---------- ITEMS

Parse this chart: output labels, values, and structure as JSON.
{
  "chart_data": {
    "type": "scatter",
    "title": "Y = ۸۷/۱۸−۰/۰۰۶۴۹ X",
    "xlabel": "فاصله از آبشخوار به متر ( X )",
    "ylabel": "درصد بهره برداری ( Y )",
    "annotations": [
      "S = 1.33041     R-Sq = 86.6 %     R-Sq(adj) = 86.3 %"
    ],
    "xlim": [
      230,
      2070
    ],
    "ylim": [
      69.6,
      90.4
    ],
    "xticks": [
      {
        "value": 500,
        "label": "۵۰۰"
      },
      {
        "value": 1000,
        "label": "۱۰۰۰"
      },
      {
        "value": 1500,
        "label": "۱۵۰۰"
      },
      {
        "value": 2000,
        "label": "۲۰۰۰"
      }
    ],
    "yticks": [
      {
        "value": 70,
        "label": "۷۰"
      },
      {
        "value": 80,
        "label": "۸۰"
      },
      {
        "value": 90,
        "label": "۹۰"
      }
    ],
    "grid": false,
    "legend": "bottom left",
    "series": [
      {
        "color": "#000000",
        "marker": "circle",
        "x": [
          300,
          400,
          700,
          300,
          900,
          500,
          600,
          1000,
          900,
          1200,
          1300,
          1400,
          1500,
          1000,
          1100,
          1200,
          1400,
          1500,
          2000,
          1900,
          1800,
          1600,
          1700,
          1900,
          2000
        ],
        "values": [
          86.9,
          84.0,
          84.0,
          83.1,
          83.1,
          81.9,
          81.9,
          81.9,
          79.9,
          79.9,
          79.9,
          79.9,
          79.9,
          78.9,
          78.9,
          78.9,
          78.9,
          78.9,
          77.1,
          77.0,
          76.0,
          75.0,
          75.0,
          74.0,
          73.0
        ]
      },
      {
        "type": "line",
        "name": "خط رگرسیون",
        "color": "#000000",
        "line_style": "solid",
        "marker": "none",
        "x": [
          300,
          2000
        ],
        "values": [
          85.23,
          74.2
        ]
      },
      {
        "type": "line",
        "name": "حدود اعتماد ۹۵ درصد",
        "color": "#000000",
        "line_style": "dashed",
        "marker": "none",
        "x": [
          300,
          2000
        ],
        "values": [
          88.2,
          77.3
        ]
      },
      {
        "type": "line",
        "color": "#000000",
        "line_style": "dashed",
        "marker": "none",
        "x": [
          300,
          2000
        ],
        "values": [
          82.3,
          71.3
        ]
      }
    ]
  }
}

--------------------

*REQUIRED WORK:*
Copy out each line exactly as written.

*RESPONSE:*
Parse this chart: output labels, values, and structure as JSON.
{
  "chart_data": {
    "type": "scatter",
    "title": "Y = ۸۷/۱۸−۰/۰۰۶۴۹ X",
    "xlabel": "فاصله از آبشخوار به متر ( X )",
    "ylabel": "درصد بهره برداری ( Y )",
    "annotations": [
      "S = 1.33041     R-Sq = 86.6 %     R-Sq(adj) = 86.3 %"
    ],
    "xlim": [
      230,
      2070
    ],
    "ylim": [
      69.6,
      90.4
    ],
    "xticks": [
      {
        "value": 500,
        "label": "۵۰۰"
      },
      {
        "value": 1000,
        "label": "۱۰۰۰"
      },
      {
        "value": 1500,
        "label": "۱۵۰۰"
      },
      {
        "value": 2000,
        "label": "۲۰۰۰"
      }
    ],
    "yticks": [
      {
        "value": 70,
        "label": "۷۰"
      },
      {
        "value": 80,
        "label": "۸۰"
      },
      {
        "value": 90,
        "label": "۹۰"
      }
    ],
    "grid": false,
    "legend": "bottom left",
    "series": [
      {
        "color": "#000000",
        "marker": "circle",
        "x": [
          300,
          400,
          700,
          300,
          900,
          500,
          600,
          1000,
          900,
          1200,
          1300,
          1400,
          1500,
          1000,
          1100,
          1200,
          1400,
          1500,
          2000,
          1900,
          1800,
          1600,
          1700,
          1900,
          2000
        ],
        "values": [
          86.9,
          84.0,
          84.0,
          83.1,
          83.1,
          81.9,
          81.9,
          81.9,
          79.9,
          79.9,
          79.9,
          79.9,
          79.9,
          78.9,
          78.9,
          78.9,
          78.9,
          78.9,
          77.1,
          77.0,
          76.0,
          75.0,
          75.0,
          74.0,
          73.0
        ]
      },
      {
        "type": "line",
        "name": "خط رگرسیون",
        "color": "#000000",
        "line_style": "solid",
        "marker": "none",
        "x": [
          300,
          2000
        ],
        "values": [
          85.23,
          74.2
        ]
      },
      {
        "type": "line",
        "name": "حدود اعتماد ۹۵ درصد",
        "color": "#000000",
        "line_style": "dashed",
        "marker": "none",
        "x": [
          300,
          2000
        ],
        "values": [
          88.2,
          77.3
        ]
      },
      {
        "type": "line",
        "color": "#000000",
        "line_style": "dashed",
        "marker": "none",
        "x": [
          300,
          2000
        ],
        "values": [
          82.3,
          71.3
        ]
      }
    ]
  }
}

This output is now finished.